Do this —
Examine the records and identify each line that includes the string "Output". Copy those lines.

Available records —
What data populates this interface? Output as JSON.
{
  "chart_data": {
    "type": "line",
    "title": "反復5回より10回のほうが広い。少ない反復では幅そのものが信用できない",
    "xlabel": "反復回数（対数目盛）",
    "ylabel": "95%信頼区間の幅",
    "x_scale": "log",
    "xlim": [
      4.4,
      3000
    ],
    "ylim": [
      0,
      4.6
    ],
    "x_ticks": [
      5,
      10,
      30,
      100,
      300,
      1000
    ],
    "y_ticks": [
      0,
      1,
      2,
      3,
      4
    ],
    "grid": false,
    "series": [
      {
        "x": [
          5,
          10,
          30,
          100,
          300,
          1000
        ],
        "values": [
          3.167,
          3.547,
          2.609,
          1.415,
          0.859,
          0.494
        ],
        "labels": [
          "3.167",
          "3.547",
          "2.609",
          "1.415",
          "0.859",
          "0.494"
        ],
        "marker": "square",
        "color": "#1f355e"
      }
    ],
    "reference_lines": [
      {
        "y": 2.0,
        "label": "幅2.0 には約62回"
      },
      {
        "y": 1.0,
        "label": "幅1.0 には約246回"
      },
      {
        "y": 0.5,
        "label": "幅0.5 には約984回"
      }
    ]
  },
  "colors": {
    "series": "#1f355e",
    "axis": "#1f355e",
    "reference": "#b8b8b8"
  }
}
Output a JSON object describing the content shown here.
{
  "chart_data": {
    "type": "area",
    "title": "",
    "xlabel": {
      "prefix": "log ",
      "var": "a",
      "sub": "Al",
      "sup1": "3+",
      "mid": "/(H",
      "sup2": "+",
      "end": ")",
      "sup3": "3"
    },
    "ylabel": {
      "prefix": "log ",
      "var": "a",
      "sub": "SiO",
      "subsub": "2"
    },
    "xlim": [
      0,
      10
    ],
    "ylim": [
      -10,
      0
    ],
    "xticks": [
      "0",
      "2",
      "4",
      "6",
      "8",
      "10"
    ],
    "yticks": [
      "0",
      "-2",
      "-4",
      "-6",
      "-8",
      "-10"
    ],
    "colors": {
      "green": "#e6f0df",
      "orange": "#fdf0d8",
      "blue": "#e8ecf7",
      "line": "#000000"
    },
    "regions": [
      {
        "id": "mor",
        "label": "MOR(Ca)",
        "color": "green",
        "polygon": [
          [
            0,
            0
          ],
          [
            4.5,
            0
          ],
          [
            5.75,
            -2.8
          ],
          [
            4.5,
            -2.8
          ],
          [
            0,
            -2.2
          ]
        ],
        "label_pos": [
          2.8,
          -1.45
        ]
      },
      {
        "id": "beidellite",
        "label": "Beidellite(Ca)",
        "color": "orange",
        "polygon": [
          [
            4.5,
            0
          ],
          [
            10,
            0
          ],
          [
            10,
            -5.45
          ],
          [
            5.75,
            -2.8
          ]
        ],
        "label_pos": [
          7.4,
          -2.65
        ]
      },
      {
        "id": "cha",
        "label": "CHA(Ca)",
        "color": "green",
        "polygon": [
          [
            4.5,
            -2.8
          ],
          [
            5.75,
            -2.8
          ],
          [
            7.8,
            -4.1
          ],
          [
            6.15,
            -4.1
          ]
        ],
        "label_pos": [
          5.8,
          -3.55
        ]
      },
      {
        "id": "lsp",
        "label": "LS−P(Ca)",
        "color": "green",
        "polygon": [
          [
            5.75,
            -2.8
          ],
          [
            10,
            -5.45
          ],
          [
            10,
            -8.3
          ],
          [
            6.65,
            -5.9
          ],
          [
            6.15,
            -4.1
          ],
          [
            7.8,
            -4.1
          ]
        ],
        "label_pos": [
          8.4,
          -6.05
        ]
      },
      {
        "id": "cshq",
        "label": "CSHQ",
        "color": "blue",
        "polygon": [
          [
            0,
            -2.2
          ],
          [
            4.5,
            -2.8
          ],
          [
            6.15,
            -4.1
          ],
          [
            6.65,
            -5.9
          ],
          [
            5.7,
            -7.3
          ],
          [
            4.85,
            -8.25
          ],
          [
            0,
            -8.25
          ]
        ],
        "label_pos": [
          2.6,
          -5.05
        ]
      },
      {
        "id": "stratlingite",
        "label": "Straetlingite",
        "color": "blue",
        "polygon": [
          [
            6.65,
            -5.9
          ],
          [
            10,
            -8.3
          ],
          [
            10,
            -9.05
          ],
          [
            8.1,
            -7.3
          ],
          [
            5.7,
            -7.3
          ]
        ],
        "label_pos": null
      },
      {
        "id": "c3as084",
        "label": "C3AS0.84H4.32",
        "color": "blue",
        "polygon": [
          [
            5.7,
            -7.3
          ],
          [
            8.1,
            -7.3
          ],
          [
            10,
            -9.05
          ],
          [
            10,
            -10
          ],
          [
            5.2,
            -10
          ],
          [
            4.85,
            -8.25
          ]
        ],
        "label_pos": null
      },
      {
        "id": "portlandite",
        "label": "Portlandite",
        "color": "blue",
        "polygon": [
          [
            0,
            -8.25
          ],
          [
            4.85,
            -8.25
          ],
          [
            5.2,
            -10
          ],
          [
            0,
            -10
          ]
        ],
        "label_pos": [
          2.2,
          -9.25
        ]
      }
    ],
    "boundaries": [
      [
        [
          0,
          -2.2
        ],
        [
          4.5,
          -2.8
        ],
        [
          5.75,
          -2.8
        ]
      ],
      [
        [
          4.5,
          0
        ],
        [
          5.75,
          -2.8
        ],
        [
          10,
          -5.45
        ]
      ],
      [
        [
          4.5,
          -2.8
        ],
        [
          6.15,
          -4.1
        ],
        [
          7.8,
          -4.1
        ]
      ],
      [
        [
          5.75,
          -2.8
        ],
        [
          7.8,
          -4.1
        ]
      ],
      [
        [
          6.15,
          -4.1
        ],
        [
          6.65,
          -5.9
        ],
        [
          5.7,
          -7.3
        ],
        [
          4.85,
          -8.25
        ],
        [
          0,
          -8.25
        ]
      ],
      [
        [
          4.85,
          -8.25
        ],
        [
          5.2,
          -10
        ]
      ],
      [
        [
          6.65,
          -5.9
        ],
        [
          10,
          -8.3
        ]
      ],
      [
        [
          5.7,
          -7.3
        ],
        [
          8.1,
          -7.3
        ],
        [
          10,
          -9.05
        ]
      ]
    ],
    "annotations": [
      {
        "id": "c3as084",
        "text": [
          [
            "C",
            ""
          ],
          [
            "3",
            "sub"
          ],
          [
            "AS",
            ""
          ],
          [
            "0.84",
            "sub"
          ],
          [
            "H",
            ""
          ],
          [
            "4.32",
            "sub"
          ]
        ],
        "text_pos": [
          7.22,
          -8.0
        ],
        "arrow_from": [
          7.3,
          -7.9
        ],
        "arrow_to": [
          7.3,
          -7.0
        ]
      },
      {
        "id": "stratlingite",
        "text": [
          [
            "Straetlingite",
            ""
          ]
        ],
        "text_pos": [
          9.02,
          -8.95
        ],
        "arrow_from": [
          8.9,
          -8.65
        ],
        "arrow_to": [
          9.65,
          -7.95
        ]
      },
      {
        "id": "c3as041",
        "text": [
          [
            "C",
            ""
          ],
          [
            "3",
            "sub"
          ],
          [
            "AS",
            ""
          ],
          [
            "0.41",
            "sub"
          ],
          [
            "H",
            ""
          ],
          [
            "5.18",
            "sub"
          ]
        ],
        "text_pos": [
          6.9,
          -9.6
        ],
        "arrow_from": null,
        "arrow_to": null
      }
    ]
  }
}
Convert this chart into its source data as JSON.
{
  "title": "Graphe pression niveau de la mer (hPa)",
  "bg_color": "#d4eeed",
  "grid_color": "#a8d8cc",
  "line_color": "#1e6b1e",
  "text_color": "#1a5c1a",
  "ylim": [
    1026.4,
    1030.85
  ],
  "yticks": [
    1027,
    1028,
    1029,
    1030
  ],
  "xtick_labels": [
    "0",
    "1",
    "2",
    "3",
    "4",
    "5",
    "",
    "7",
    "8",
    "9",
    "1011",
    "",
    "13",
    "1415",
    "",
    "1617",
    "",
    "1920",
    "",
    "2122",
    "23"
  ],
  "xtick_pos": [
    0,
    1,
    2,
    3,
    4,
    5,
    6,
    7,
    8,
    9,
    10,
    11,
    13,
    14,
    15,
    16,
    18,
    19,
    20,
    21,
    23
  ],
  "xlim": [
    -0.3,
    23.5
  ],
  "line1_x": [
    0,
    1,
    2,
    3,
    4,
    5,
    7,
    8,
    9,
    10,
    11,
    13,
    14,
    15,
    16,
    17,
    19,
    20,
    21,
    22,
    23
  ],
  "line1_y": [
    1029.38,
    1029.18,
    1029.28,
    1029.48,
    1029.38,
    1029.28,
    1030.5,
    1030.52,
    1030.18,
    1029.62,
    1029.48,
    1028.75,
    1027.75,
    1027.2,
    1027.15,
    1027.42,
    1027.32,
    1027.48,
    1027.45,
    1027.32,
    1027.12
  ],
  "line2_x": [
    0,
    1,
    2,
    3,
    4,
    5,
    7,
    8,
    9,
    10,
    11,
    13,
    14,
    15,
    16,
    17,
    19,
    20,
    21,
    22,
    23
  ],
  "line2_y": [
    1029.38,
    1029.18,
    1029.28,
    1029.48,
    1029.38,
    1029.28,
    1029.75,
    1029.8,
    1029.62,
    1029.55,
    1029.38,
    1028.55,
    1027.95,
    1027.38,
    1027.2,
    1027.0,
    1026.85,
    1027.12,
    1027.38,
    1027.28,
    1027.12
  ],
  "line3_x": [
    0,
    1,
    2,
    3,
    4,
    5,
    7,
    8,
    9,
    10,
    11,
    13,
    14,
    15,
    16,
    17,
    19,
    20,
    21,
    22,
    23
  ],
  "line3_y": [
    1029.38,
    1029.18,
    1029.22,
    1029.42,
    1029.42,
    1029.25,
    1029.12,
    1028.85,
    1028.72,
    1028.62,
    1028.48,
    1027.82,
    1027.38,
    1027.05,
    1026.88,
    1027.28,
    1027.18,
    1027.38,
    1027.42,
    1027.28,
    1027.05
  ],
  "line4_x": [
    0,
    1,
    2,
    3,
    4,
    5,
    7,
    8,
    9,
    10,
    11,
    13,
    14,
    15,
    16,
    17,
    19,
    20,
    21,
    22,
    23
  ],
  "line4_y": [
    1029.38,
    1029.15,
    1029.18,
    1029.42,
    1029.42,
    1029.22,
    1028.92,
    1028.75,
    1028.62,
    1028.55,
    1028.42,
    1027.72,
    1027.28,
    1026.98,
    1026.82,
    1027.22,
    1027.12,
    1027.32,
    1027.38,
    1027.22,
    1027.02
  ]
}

Exercise result —
What data populates this interface? Output as JSON.
Output a JSON object describing the content shown here.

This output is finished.